Task directions: Skip all pictures, then print the remaining material exactly.

Records provided:
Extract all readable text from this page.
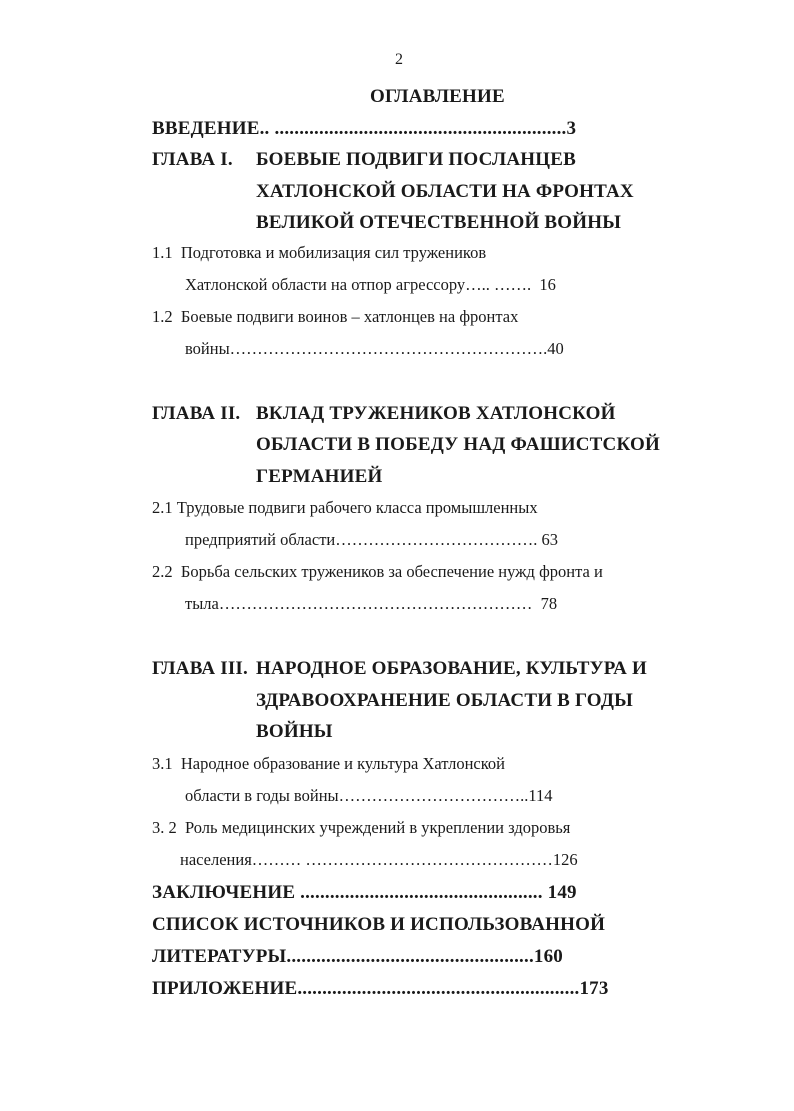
2
ОГЛАВЛЕНИЕ
ВВЕДЕНИЕ.. ...........................................................3
ГЛАВА I. БОЕВЫЕ ПОДВИГИ ПОСЛАНЦЕВ
ХАТЛОНСКОЙ ОБЛАСТИ НА ФРОНТАХ
ВЕЛИКОЙ ОТЕЧЕСТВЕННОЙ ВОЙНЫ
1.1  Подготовка и мобилизация сил тружеников
Хатлонской области на отпор агрессору….. …….  16
1.2  Боевые подвиги воинов – хатлонцев на фронтах
войны………………………………………………….40
ГЛАВА II. ВКЛАД ТРУЖЕНИКОВ ХАТЛОНСКОЙ
ОБЛАСТИ В ПОБЕДУ НАД ФАШИСТСКОЙ
ГЕРМАНИЕЙ
2.1 Трудовые подвиги рабочего класса промышленных
предприятий области………………………………. 63
2.2  Борьба сельских тружеников за обеспечение нужд фронта и
тыла…………………………………………………  78
ГЛАВА III. НАРОДНОЕ ОБРАЗОВАНИЕ, КУЛЬТУРА И
ЗДРАВООХРАНЕНИЕ ОБЛАСТИ В ГОДЫ
ВОЙНЫ
3.1  Народное образование и культура Хатлонской
области в годы войны……………………………..114
3. 2  Роль медицинских учреждений в укреплении здоровья
населения……… ………………………………………126
ЗАКЛЮЧЕНИЕ ................................................. 149
СПИСОК ИСТОЧНИКОВ И ИСПОЛЬЗОВАННОЙ
ЛИТЕРАТУРЫ..................................................160
ПРИЛОЖЕНИЕ.........................................................173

Exercise solution:
Extract all readable text from this page.
2
ОГЛАВЛЕНИЕ
ВВЕДЕНИЕ.. ...........................................................3
ГЛАВА I. БОЕВЫЕ ПОДВИГИ ПОСЛАНЦЕВ
ХАТЛОНСКОЙ ОБЛАСТИ НА ФРОНТАХ
ВЕЛИКОЙ ОТЕЧЕСТВЕННОЙ ВОЙНЫ
1.1  Подготовка и мобилизация сил тружеников
Хатлонской области на отпор агрессору….. …….  16
1.2  Боевые подвиги воинов – хатлонцев на фронтах
войны………………………………………………….40
ГЛАВА II. ВКЛАД ТРУЖЕНИКОВ ХАТЛОНСКОЙ
ОБЛАСТИ В ПОБЕДУ НАД ФАШИСТСКОЙ
ГЕРМАНИЕЙ
2.1 Трудовые подвиги рабочего класса промышленных
предприятий области………………………………. 63
2.2  Борьба сельских тружеников за обеспечение нужд фронта и
тыла…………………………………………………  78
ГЛАВА III. НАРОДНОЕ ОБРАЗОВАНИЕ, КУЛЬТУРА И
ЗДРАВООХРАНЕНИЕ ОБЛАСТИ В ГОДЫ
ВОЙНЫ
3.1  Народное образование и культура Хатлонской
области в годы войны……………………………..114
3. 2  Роль медицинских учреждений в укреплении здоровья
населения……… ………………………………………126
ЗАКЛЮЧЕНИЕ ................................................. 149
СПИСОК ИСТОЧНИКОВ И ИСПОЛЬЗОВАННОЙ
ЛИТЕРАТУРЫ..................................................160
ПРИЛОЖЕНИЕ.........................................................173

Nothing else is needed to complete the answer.